▶ [Given data]:
----
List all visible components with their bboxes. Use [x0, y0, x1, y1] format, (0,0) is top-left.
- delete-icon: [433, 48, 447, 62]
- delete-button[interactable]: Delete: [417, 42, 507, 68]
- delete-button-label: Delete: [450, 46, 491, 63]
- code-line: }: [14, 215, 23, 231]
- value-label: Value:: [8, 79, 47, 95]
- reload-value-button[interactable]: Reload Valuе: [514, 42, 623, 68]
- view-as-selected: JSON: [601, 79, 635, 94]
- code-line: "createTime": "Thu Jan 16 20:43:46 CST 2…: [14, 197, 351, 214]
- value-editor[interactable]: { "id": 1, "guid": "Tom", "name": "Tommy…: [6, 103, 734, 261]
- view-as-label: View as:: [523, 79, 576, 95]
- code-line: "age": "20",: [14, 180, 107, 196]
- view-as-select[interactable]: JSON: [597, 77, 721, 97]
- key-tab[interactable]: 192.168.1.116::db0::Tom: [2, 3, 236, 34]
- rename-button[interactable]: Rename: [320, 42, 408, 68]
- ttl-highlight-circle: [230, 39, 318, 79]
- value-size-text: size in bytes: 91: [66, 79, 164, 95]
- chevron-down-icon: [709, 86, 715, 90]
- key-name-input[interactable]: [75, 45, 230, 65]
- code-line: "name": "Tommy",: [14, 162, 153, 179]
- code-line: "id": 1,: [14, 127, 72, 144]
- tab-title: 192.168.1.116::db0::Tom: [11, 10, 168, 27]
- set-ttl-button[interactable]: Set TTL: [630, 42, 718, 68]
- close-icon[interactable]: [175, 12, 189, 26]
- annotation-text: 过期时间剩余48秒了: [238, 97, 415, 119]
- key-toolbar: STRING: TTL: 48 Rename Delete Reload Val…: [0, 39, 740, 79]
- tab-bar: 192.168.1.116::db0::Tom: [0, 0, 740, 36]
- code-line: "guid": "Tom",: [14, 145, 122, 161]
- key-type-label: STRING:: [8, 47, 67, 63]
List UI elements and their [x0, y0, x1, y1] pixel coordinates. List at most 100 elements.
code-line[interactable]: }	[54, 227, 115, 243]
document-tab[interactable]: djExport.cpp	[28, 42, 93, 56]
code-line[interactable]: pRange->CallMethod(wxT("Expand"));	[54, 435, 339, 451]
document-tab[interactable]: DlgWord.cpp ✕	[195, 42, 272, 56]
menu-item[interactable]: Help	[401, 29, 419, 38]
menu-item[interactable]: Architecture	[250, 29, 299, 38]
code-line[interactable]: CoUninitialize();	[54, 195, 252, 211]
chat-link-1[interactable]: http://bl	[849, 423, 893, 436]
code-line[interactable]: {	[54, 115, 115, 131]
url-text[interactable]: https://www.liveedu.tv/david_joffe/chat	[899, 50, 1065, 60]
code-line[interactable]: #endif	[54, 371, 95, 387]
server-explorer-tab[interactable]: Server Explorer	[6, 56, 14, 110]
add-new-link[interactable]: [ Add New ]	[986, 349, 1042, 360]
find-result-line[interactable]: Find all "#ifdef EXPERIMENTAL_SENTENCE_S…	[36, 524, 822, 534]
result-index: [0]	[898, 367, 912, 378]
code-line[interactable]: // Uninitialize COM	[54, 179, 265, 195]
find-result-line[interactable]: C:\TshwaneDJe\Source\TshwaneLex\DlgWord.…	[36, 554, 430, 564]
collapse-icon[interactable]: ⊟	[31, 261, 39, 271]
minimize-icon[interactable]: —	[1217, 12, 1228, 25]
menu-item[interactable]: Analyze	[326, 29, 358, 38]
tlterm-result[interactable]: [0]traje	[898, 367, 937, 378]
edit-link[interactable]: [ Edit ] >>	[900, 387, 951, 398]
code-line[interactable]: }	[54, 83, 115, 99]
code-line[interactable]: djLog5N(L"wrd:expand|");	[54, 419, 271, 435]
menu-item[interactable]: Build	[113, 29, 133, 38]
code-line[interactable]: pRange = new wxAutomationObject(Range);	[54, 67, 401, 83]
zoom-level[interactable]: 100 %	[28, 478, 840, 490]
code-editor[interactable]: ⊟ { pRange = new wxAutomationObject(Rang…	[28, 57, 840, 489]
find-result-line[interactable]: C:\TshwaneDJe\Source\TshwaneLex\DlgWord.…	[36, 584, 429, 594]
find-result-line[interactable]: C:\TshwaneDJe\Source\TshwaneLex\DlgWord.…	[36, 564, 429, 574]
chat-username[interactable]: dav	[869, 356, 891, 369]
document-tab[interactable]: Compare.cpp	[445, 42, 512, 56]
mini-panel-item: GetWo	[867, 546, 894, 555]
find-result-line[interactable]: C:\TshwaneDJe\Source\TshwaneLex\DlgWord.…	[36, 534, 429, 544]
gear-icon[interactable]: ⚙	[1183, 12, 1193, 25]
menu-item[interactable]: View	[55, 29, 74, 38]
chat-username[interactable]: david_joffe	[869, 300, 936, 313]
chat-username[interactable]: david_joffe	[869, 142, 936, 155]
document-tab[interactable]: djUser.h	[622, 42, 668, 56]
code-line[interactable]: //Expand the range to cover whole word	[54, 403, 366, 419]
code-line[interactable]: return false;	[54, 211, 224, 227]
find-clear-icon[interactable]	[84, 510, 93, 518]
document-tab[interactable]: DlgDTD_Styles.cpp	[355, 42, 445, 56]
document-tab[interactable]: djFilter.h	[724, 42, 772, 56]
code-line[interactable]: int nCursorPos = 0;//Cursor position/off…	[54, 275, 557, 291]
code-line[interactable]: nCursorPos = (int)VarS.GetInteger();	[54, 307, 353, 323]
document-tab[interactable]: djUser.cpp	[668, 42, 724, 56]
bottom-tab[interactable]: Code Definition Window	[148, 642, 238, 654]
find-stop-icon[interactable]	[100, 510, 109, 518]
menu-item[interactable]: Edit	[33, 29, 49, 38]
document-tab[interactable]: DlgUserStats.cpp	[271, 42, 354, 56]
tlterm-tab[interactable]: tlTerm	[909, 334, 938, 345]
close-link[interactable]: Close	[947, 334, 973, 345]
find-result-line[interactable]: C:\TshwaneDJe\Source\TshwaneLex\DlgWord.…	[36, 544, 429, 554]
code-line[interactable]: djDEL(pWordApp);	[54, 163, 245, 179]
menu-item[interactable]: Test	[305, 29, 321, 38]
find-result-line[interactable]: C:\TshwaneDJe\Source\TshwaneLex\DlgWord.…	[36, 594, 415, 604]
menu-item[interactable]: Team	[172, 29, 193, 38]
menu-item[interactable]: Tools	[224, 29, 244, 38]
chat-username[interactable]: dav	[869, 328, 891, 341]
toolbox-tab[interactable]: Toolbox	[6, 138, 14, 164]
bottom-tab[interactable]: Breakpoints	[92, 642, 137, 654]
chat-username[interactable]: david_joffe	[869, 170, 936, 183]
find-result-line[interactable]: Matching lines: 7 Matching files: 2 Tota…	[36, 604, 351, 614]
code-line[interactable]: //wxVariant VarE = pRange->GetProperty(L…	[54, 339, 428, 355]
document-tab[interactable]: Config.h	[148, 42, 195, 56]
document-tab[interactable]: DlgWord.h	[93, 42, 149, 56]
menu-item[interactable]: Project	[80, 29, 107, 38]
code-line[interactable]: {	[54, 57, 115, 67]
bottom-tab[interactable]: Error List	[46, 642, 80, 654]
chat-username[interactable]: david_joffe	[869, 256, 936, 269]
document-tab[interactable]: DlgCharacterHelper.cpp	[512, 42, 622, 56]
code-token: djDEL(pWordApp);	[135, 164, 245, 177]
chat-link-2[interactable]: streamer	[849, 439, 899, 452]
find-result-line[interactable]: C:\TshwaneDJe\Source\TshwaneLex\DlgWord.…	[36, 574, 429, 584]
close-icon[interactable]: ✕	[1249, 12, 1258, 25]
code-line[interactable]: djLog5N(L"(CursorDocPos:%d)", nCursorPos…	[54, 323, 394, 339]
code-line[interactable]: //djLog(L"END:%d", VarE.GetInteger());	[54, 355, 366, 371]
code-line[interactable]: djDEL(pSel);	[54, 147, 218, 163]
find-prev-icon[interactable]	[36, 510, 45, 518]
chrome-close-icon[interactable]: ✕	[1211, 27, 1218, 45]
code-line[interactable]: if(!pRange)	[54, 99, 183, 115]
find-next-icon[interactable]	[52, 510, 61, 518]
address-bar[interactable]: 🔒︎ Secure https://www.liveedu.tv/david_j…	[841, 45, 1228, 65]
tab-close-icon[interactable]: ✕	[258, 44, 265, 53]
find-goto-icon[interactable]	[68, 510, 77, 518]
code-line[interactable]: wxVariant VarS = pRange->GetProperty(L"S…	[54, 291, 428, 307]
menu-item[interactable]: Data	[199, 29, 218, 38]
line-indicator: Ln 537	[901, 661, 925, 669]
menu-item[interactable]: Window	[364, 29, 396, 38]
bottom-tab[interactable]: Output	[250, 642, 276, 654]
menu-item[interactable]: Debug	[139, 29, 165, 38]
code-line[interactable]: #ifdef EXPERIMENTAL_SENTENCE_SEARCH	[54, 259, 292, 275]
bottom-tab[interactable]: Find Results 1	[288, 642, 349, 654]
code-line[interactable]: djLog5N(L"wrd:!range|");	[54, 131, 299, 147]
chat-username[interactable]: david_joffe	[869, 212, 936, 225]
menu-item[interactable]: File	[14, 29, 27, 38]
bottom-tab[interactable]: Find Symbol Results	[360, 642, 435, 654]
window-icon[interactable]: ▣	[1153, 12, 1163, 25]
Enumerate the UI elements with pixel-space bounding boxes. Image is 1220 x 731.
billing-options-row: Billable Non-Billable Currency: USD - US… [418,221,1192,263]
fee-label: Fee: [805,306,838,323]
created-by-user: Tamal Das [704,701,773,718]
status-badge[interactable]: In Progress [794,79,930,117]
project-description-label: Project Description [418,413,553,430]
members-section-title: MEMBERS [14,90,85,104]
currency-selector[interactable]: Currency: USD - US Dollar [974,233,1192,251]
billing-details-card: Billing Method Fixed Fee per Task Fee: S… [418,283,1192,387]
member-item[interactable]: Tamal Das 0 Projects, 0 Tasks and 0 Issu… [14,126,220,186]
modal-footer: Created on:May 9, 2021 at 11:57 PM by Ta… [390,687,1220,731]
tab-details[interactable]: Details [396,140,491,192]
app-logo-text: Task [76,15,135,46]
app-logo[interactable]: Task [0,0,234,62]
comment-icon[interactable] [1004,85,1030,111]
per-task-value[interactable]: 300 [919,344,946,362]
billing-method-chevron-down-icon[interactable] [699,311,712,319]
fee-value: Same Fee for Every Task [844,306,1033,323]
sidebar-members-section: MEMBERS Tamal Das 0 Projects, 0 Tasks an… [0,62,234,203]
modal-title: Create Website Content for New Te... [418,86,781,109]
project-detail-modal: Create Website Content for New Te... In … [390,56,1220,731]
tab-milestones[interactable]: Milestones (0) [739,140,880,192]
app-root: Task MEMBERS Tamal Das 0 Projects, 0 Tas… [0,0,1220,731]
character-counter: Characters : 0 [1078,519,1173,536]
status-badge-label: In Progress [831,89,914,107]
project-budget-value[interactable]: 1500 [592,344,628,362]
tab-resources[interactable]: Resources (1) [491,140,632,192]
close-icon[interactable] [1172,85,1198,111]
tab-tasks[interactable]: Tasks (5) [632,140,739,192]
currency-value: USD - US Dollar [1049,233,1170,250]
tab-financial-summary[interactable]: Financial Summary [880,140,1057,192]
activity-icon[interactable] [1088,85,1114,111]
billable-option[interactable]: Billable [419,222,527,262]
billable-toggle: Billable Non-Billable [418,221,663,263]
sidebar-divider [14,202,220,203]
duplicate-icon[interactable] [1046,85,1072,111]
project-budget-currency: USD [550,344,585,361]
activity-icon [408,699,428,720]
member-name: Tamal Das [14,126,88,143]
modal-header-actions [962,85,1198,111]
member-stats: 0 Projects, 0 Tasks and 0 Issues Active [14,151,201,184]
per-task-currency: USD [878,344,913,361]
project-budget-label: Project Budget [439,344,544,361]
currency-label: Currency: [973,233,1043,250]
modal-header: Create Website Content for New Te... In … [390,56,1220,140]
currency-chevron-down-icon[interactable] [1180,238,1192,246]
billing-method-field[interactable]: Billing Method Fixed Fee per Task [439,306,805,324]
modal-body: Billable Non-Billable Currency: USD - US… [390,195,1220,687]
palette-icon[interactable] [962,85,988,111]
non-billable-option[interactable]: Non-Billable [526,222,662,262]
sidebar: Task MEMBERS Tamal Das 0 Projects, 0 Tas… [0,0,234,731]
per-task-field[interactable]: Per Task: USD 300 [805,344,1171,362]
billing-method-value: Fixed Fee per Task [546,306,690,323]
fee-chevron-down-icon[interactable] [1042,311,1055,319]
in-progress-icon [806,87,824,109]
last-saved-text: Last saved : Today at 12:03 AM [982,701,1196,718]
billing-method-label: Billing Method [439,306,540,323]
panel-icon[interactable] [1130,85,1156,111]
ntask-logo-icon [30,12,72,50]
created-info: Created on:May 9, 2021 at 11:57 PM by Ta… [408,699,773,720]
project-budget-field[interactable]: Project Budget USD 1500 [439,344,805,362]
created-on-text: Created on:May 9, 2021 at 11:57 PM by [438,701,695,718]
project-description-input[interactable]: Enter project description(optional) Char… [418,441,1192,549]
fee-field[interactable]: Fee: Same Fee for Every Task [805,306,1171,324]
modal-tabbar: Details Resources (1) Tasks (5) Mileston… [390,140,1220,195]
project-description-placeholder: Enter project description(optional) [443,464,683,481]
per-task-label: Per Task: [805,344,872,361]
----
▶ [What the task requires]:
Copy the records word for word, starting with the first line and going on through the line that contains "215, 23, 231]", with both of those lines included.

▶ [Reply]:
List all visible components with their bboxes. Use [x0, y0, x1, y1] format, (0,0) is top-left.
- delete-icon: [433, 48, 447, 62]
- delete-button[interactable]: Delete: [417, 42, 507, 68]
- delete-button-label: Delete: [450, 46, 491, 63]
- code-line: }: [14, 215, 23, 231]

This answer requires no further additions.